Provided data:
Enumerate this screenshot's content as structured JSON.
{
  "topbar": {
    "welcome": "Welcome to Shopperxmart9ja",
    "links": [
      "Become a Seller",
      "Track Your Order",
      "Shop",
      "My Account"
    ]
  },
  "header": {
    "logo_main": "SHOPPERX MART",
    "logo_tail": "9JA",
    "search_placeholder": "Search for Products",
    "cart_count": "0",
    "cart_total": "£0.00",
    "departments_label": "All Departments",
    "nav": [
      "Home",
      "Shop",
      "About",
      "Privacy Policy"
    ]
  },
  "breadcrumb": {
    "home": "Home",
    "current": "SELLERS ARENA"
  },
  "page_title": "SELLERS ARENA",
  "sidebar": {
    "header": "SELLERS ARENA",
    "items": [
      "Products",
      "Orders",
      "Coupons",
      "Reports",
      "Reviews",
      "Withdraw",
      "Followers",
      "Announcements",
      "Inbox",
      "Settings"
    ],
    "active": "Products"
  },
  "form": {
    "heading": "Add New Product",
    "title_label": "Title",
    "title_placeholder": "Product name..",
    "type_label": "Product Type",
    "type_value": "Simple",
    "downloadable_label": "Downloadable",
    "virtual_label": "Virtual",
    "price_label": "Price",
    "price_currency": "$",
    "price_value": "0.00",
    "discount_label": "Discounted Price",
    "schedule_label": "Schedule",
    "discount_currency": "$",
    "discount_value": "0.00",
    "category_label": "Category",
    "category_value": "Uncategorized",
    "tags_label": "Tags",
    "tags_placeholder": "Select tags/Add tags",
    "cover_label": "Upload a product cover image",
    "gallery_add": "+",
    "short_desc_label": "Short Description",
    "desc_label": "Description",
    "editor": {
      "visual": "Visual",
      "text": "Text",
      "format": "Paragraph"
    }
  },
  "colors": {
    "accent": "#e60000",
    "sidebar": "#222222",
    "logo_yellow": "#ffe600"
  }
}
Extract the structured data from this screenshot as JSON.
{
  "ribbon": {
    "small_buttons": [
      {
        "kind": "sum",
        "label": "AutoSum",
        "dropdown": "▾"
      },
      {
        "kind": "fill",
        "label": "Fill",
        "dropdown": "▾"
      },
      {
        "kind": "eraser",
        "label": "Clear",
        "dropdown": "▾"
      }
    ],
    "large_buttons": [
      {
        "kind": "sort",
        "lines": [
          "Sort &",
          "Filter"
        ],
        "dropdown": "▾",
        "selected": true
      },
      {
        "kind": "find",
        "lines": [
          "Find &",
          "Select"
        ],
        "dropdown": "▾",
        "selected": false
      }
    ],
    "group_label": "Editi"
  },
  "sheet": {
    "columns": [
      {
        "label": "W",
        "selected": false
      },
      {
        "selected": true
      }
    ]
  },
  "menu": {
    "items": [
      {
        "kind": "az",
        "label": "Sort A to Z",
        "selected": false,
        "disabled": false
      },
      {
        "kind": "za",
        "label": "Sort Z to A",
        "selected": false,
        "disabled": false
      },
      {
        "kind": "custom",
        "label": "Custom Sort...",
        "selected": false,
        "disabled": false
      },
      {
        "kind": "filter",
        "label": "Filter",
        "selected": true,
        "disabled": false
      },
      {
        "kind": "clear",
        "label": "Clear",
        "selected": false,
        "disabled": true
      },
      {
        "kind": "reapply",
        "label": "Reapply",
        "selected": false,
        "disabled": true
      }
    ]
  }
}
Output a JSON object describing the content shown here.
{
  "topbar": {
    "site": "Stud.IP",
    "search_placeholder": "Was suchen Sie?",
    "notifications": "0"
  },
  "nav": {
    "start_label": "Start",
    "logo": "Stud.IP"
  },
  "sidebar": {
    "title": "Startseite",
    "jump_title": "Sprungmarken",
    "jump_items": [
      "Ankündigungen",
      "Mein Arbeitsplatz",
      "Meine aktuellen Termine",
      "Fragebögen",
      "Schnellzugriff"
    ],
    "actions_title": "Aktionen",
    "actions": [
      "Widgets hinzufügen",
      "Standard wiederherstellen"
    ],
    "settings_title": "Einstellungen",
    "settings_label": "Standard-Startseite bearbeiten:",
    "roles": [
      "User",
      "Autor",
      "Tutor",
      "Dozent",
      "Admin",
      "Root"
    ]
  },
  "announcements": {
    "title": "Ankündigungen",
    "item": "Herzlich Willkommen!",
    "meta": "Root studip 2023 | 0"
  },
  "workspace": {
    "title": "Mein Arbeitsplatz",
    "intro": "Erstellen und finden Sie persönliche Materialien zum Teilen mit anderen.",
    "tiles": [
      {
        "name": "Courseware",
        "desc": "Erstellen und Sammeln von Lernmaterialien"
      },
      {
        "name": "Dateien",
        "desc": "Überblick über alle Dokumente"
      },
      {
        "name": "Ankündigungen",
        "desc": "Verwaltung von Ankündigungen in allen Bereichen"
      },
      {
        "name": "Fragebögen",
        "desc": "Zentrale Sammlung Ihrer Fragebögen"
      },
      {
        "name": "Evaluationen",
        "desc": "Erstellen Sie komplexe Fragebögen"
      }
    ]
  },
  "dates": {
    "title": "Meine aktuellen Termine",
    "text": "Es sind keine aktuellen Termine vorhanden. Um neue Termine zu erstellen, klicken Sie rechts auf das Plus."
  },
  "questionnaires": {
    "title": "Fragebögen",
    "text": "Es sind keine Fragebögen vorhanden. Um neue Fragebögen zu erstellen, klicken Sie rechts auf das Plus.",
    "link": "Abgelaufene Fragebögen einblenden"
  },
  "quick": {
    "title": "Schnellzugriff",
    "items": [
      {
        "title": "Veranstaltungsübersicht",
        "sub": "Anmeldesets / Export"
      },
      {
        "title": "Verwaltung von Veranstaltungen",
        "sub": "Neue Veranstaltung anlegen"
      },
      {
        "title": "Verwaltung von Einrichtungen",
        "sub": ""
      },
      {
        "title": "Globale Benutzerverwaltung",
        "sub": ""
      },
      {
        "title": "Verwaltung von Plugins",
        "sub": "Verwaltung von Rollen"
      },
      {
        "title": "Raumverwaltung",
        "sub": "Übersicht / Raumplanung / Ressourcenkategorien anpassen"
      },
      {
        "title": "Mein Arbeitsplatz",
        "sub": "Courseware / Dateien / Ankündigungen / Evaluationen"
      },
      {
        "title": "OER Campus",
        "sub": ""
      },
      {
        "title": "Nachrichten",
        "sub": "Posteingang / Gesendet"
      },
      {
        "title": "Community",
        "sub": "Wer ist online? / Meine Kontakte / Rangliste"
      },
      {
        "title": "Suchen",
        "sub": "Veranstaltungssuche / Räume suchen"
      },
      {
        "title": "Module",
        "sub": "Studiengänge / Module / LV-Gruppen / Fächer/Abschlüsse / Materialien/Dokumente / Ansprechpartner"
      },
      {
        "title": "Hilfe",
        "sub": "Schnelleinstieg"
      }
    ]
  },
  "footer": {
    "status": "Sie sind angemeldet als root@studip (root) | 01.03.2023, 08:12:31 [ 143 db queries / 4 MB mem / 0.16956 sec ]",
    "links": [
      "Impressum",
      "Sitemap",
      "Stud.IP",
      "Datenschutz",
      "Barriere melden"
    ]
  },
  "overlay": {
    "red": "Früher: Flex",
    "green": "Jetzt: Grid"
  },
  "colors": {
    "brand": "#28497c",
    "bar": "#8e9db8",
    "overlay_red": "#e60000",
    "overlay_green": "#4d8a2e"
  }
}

Required work:
Search the data for the string "Dateien" and copy each line where it appears.

Task solution:
        "name": "Dateien",
        "sub": "Courseware / Dateien / Ankündigungen / Evaluationen"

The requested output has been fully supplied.